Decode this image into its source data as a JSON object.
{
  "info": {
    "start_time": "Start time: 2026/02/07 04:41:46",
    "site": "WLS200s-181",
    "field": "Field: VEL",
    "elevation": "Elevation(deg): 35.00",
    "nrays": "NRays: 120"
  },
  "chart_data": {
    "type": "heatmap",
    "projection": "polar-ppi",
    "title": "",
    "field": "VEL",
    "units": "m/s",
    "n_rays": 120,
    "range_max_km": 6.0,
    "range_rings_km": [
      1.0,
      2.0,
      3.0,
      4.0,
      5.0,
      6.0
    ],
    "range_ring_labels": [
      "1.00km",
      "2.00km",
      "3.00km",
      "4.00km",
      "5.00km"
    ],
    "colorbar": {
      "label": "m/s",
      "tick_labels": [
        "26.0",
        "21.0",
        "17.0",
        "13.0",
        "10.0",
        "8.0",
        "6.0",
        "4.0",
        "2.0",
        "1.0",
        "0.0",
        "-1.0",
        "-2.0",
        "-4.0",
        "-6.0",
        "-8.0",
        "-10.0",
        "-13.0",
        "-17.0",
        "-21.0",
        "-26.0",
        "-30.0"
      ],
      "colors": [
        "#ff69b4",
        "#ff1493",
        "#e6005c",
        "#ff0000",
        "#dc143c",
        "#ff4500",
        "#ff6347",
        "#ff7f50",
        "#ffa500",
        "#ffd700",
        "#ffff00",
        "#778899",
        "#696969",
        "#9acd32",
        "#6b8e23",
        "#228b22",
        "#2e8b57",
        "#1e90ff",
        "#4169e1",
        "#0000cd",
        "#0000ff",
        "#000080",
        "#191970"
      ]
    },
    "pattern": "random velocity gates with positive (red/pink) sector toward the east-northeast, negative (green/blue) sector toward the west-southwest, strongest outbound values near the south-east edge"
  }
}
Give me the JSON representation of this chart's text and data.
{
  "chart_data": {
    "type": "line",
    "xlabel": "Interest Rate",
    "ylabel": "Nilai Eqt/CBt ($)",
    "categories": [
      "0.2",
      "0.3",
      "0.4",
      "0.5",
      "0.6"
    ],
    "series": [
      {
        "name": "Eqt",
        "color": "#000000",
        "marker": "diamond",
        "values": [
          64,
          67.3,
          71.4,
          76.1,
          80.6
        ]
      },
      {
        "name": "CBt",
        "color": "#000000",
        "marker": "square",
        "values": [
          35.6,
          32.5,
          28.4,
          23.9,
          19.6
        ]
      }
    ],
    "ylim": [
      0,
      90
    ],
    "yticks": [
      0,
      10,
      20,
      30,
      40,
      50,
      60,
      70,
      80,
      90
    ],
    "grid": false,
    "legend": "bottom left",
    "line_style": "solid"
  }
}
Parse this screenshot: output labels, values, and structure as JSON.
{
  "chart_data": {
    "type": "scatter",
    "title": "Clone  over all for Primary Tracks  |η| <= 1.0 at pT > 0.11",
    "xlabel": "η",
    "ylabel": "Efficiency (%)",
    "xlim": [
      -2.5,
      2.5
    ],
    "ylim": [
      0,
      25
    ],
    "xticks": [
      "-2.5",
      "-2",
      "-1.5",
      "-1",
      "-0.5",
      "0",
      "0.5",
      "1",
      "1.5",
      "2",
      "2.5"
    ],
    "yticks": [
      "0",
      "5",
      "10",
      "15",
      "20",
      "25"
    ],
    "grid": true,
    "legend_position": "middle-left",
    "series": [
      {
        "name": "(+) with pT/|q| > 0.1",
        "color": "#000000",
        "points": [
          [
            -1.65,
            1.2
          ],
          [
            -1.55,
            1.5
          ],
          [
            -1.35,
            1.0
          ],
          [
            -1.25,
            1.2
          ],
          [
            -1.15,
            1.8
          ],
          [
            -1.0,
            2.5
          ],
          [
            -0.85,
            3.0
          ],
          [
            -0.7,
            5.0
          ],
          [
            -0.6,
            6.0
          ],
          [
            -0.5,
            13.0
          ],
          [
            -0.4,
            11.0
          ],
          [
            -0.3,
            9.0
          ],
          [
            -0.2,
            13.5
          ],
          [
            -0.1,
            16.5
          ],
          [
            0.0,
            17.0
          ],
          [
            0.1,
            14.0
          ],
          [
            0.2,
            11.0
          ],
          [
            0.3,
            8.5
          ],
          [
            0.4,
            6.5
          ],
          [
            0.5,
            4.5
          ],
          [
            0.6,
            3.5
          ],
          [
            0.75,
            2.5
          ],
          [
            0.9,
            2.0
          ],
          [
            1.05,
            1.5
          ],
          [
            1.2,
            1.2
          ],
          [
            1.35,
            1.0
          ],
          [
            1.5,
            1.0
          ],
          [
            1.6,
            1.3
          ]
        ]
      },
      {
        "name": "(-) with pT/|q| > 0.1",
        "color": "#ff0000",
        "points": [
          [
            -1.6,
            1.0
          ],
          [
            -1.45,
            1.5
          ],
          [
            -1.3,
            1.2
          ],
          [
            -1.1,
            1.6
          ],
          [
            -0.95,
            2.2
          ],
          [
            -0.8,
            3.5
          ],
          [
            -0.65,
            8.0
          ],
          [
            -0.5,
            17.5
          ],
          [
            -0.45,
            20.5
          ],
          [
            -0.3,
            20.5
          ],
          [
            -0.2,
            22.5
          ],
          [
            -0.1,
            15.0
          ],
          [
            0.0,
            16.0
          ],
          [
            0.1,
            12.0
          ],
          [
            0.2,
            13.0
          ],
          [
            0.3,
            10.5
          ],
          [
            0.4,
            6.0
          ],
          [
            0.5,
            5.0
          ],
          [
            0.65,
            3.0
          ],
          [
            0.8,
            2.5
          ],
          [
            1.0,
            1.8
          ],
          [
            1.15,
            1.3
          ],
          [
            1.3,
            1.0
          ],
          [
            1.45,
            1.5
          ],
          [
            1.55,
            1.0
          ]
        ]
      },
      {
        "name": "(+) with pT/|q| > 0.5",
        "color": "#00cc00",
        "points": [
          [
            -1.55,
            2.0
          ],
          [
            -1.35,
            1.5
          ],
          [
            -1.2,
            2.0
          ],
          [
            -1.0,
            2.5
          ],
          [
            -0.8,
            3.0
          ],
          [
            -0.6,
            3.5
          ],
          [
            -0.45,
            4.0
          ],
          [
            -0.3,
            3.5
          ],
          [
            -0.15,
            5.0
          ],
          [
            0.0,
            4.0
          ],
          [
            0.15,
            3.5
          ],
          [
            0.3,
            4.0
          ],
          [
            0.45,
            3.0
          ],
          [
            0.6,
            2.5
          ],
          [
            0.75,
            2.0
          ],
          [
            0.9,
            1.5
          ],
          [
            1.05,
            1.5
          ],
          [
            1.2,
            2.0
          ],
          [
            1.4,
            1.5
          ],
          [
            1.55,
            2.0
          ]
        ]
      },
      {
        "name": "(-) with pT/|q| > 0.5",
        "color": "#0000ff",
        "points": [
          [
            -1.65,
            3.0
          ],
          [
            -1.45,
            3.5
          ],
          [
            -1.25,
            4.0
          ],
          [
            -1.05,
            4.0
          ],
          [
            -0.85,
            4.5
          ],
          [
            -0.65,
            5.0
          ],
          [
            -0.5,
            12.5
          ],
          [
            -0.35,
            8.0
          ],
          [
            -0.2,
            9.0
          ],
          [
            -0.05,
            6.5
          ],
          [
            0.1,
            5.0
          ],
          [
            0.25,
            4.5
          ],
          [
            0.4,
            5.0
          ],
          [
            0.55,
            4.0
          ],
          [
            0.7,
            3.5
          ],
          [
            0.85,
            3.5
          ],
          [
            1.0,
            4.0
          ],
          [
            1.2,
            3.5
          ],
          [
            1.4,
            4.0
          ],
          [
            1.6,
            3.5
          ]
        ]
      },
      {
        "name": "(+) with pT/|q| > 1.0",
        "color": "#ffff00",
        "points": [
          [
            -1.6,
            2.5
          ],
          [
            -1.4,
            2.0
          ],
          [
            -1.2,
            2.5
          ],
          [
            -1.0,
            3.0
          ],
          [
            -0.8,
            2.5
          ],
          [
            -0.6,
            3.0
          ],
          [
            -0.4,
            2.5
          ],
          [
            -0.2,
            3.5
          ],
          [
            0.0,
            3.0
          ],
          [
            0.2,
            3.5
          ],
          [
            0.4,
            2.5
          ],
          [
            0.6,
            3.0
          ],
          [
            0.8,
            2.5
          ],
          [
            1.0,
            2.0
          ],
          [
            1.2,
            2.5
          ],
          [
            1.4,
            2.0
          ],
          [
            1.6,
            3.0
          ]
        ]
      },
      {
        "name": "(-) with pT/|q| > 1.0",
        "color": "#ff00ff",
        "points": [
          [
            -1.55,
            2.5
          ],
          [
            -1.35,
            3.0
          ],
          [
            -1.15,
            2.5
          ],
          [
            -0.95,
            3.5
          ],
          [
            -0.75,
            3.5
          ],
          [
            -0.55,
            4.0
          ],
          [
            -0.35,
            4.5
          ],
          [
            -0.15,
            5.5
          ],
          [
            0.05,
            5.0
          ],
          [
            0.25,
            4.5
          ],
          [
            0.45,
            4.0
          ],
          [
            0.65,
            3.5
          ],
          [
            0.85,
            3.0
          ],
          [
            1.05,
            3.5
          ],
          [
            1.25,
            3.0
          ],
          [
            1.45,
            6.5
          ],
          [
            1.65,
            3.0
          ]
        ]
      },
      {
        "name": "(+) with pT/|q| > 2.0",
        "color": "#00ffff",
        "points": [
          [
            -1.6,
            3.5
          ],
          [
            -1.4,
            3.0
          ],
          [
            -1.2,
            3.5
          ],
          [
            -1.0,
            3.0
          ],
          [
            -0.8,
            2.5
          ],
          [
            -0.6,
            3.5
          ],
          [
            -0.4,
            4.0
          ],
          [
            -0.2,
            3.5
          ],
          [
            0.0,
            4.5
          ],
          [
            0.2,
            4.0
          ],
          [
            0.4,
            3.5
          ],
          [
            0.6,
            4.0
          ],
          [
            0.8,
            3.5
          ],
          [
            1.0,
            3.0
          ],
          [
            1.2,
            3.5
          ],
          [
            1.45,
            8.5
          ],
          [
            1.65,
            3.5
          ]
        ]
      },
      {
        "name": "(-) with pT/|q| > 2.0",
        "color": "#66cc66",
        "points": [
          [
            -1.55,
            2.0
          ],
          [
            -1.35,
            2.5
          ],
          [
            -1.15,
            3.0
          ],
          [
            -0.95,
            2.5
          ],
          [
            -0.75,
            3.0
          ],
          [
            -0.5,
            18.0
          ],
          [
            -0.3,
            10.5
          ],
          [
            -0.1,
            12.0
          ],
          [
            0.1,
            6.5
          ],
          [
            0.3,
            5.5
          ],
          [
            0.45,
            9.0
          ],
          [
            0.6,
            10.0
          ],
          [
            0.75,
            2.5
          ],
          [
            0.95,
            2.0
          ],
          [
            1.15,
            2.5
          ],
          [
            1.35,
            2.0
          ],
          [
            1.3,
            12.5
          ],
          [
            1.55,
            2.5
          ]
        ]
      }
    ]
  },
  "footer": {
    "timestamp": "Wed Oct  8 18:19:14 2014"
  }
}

----------------

**What needs to be done**
Copy each line of the listing that holds the word "ylabel".

**Exercise result**
    "ylabel": "Nilai Eqt/CBt ($)",
    "ylabel": "Efficiency (%)",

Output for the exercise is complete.